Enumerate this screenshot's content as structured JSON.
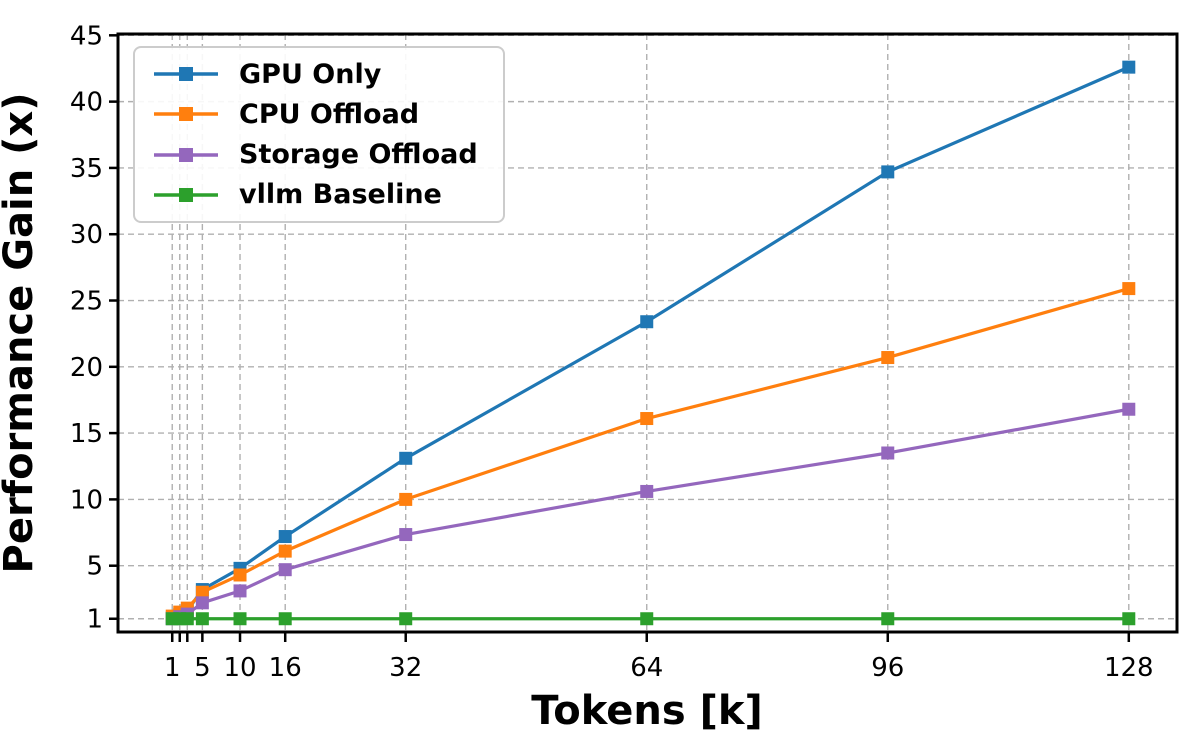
{
  "chart_data": {
    "type": "line",
    "title": "",
    "xlabel": "Tokens [k]",
    "ylabel": "Performance Gain (x)",
    "x": [
      1,
      2,
      3,
      5,
      10,
      16,
      32,
      64,
      96,
      128
    ],
    "series": [
      {
        "name": "GPU Only",
        "color": "#1f77b4",
        "marker": "square",
        "values": [
          1.05,
          1.3,
          1.6,
          3.2,
          4.8,
          7.2,
          13.1,
          23.4,
          34.7,
          42.6
        ]
      },
      {
        "name": "CPU Offload",
        "color": "#ff7f0e",
        "marker": "square",
        "values": [
          1.2,
          1.5,
          1.8,
          3.0,
          4.3,
          6.1,
          10.0,
          16.1,
          20.7,
          25.9
        ]
      },
      {
        "name": "Storage Offload",
        "color": "#9467bd",
        "marker": "square",
        "values": [
          1.0,
          1.15,
          1.35,
          2.2,
          3.1,
          4.7,
          7.35,
          10.6,
          13.5,
          16.8
        ]
      },
      {
        "name": "vllm Baseline",
        "color": "#2ca02c",
        "marker": "square",
        "values": [
          1.0,
          1.0,
          1.0,
          1.0,
          1.0,
          1.0,
          1.0,
          1.0,
          1.0,
          1.0
        ]
      }
    ],
    "xticks": {
      "positions": [
        1,
        5,
        10,
        16,
        32,
        64,
        96,
        128
      ],
      "labels": [
        "1",
        "5",
        "10",
        "16",
        "32",
        "64",
        "96",
        "128"
      ]
    },
    "grid_x": [
      1,
      2,
      3,
      5,
      10,
      16,
      32,
      64,
      96,
      128
    ],
    "yticks": [
      1,
      5,
      10,
      15,
      20,
      25,
      30,
      35,
      40,
      45
    ],
    "ytick_labels": [
      "1",
      "5",
      "10",
      "15",
      "20",
      "25",
      "30",
      "35",
      "40",
      "45"
    ],
    "xlim": [
      -6.2,
      134.4
    ],
    "ylim": [
      0,
      45.1
    ],
    "grid": true,
    "grid_style": "dashed",
    "legend_position": "upper-left",
    "legend": [
      "GPU Only",
      "CPU Offload",
      "Storage Offload",
      "vllm Baseline"
    ]
  },
  "colors": {
    "grid": "#b0b0b0",
    "axis": "#000000",
    "legend_border": "#cccccc",
    "background": "#ffffff",
    "text": "#000000"
  }
}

##############################

**THE EXERCISE**
From the data above, write out everything exactly except the pictures.

**TASK OUTPUT**
Enumerate this screenshot's content as structured JSON.
{
  "chart_data": {
    "type": "line",
    "title": "",
    "xlabel": "Tokens [k]",
    "ylabel": "Performance Gain (x)",
    "x": [
      1,
      2,
      3,
      5,
      10,
      16,
      32,
      64,
      96,
      128
    ],
    "series": [
      {
        "name": "GPU Only",
        "color": "#1f77b4",
        "marker": "square",
        "values": [
          1.05,
          1.3,
          1.6,
          3.2,
          4.8,
          7.2,
          13.1,
          23.4,
          34.7,
          42.6
        ]
      },
      {
        "name": "CPU Offload",
        "color": "#ff7f0e",
        "marker": "square",
        "values": [
          1.2,
          1.5,
          1.8,
          3.0,
          4.3,
          6.1,
          10.0,
          16.1,
          20.7,
          25.9
        ]
      },
      {
        "name": "Storage Offload",
        "color": "#9467bd",
        "marker": "square",
        "values": [
          1.0,
          1.15,
          1.35,
          2.2,
          3.1,
          4.7,
          7.35,
          10.6,
          13.5,
          16.8
        ]
      },
      {
        "name": "vllm Baseline",
        "color": "#2ca02c",
        "marker": "square",
        "values": [
          1.0,
          1.0,
          1.0,
          1.0,
          1.0,
          1.0,
          1.0,
          1.0,
          1.0,
          1.0
        ]
      }
    ],
    "xticks": {
      "positions": [
        1,
        5,
        10,
        16,
        32,
        64,
        96,
        128
      ],
      "labels": [
        "1",
        "5",
        "10",
        "16",
        "32",
        "64",
        "96",
        "128"
      ]
    },
    "grid_x": [
      1,
      2,
      3,
      5,
      10,
      16,
      32,
      64,
      96,
      128
    ],
    "yticks": [
      1,
      5,
      10,
      15,
      20,
      25,
      30,
      35,
      40,
      45
    ],
    "ytick_labels": [
      "1",
      "5",
      "10",
      "15",
      "20",
      "25",
      "30",
      "35",
      "40",
      "45"
    ],
    "xlim": [
      -6.2,
      134.4
    ],
    "ylim": [
      0,
      45.1
    ],
    "grid": true,
    "grid_style": "dashed",
    "legend_position": "upper-left",
    "legend": [
      "GPU Only",
      "CPU Offload",
      "Storage Offload",
      "vllm Baseline"
    ]
  },
  "colors": {
    "grid": "#b0b0b0",
    "axis": "#000000",
    "legend_border": "#cccccc",
    "background": "#ffffff",
    "text": "#000000"
  }
}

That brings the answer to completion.